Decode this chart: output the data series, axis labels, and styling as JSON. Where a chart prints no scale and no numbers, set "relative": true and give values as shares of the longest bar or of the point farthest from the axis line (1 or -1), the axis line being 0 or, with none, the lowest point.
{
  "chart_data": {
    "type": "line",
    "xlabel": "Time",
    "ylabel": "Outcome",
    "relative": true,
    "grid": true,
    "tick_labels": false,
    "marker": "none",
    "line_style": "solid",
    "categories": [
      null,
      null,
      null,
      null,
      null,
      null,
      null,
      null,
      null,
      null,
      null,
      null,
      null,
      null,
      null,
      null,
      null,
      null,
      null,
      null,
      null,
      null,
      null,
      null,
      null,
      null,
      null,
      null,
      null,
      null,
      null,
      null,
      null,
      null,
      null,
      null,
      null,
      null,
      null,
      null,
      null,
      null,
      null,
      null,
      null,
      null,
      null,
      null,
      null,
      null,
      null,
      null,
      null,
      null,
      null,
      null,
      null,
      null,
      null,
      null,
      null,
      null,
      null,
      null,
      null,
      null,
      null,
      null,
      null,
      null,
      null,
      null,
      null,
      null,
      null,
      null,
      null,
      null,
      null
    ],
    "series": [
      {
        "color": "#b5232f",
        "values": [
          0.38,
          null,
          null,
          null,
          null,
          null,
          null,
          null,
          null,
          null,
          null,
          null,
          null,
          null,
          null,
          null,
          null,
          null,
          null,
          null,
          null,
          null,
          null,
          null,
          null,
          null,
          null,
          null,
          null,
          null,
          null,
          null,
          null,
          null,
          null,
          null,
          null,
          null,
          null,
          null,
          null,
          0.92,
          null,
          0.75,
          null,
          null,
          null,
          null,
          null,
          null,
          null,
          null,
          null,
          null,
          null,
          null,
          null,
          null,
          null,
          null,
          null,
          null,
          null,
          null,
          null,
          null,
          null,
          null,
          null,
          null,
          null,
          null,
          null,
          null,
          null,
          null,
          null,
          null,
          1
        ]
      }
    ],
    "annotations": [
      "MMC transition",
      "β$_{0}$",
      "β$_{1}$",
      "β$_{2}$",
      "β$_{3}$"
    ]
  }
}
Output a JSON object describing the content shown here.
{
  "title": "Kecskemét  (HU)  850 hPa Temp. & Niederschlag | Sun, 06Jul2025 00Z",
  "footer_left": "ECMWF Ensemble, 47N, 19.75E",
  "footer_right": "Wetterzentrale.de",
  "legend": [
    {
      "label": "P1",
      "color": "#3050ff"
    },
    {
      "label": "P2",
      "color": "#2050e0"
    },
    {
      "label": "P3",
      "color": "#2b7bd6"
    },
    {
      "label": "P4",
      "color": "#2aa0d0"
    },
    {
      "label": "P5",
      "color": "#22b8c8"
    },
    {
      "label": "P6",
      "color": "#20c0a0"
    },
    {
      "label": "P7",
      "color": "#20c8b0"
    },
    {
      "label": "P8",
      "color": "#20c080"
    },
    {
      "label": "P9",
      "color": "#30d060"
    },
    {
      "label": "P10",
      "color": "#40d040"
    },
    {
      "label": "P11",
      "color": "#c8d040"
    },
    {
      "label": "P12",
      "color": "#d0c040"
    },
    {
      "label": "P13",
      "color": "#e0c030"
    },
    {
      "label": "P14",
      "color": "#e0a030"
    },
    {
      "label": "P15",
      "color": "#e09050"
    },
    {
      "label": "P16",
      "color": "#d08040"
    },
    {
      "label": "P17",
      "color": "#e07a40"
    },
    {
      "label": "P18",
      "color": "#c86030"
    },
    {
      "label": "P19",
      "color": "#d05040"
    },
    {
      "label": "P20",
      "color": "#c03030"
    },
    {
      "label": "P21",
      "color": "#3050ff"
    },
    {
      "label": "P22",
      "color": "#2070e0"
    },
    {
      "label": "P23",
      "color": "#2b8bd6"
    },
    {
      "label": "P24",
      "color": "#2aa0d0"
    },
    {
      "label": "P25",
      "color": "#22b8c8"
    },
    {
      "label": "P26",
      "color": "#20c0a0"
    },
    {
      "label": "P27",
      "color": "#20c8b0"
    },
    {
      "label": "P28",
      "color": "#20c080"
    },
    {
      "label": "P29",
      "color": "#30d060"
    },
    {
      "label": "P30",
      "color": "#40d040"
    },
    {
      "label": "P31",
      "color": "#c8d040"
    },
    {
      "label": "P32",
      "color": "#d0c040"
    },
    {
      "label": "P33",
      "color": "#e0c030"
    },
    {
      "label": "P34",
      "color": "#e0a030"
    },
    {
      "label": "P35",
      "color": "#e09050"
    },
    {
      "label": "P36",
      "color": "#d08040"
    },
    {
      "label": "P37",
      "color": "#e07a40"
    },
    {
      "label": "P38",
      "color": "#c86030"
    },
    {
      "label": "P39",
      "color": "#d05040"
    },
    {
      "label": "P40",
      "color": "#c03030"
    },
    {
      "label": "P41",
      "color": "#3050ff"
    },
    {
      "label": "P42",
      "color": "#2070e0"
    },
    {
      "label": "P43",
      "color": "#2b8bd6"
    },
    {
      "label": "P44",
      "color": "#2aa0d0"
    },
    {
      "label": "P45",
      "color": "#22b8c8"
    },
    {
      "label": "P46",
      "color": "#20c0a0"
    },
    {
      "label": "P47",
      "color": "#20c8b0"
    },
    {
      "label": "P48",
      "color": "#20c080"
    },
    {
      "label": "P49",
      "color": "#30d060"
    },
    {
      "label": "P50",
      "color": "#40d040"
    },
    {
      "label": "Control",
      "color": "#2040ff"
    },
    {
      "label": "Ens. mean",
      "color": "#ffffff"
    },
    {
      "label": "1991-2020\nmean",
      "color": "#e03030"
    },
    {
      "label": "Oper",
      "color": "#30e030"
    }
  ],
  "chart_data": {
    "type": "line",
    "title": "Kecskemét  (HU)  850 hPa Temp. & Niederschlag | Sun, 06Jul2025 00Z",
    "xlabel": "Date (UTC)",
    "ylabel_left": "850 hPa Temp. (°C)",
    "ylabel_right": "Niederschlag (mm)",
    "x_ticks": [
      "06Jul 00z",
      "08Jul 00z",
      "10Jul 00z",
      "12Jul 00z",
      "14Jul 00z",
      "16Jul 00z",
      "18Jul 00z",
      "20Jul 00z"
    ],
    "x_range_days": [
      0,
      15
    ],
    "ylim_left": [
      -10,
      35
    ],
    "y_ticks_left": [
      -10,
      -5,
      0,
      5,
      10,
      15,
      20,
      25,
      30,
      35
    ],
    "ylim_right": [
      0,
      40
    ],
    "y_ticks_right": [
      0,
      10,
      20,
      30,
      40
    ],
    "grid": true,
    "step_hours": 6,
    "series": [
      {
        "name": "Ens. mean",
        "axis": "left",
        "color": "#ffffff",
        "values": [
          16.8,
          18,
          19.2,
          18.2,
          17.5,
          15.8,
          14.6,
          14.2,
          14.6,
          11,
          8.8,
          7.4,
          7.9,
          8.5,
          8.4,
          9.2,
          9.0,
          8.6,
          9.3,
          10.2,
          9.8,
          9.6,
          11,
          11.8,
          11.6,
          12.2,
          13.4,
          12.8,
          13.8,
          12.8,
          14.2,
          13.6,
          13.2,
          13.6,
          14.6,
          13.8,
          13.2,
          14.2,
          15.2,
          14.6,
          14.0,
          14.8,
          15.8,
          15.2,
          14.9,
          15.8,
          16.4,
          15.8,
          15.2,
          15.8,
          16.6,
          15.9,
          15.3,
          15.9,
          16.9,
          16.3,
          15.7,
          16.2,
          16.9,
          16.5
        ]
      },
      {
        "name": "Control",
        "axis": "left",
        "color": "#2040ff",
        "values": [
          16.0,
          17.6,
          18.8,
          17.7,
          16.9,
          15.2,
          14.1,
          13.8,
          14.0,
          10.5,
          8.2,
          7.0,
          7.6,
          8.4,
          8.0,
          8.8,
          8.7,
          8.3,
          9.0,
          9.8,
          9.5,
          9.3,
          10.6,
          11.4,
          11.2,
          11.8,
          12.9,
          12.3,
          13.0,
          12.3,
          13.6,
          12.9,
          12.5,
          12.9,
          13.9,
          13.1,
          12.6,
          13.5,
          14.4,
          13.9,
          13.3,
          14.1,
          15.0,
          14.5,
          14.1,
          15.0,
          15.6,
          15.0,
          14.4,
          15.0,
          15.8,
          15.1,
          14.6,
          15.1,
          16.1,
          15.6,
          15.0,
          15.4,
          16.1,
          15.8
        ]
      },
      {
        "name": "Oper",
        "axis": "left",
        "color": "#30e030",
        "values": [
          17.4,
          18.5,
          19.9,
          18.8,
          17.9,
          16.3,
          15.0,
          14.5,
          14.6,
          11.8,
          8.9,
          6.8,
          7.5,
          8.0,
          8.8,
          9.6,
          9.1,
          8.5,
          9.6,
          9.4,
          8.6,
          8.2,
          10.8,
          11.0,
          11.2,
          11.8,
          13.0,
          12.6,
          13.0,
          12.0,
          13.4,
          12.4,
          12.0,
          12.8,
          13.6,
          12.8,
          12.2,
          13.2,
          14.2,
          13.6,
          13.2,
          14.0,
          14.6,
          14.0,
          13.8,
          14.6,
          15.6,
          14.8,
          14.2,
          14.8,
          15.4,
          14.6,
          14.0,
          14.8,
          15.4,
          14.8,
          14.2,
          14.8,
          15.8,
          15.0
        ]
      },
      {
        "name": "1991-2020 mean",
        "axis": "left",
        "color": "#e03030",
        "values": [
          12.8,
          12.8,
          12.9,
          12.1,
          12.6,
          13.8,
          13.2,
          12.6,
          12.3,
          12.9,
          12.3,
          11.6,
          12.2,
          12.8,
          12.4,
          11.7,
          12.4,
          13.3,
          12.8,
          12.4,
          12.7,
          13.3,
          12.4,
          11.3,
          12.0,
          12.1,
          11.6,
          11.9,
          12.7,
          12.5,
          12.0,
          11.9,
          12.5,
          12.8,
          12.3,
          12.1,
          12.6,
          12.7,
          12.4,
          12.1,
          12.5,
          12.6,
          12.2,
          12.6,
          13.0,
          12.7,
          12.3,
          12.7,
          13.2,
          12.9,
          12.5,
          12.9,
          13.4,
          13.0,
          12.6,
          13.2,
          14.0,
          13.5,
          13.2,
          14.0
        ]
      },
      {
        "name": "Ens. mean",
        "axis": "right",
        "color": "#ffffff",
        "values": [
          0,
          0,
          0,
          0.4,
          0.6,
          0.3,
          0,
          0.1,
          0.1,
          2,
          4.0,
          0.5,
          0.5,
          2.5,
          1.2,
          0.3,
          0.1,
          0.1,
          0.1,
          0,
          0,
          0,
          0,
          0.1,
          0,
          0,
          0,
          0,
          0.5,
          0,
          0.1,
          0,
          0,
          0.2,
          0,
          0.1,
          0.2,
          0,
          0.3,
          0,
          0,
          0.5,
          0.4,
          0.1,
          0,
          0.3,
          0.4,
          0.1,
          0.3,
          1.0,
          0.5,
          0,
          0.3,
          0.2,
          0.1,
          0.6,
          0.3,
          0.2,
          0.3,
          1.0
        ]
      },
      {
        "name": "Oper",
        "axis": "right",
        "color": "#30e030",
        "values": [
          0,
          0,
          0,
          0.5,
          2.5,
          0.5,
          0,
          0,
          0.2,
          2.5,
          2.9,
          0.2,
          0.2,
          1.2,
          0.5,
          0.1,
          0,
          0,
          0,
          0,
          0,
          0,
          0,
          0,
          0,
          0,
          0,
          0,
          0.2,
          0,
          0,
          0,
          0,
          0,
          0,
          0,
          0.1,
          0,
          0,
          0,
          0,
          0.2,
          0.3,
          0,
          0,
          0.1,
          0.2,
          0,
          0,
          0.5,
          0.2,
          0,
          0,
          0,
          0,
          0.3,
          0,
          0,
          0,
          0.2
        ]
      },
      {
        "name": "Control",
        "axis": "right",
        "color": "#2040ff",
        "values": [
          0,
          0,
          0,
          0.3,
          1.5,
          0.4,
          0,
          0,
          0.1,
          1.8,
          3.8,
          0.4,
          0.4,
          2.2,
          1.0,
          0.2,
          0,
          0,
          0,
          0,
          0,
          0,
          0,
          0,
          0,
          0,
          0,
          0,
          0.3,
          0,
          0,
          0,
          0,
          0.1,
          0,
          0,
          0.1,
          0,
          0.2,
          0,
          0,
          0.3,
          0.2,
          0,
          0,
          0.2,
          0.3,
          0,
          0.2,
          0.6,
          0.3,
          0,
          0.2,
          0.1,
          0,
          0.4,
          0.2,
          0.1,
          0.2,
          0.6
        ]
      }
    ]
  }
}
··········
Exercise directions:
Say only how many lines in the records carry the word "true".

Response to this task:
4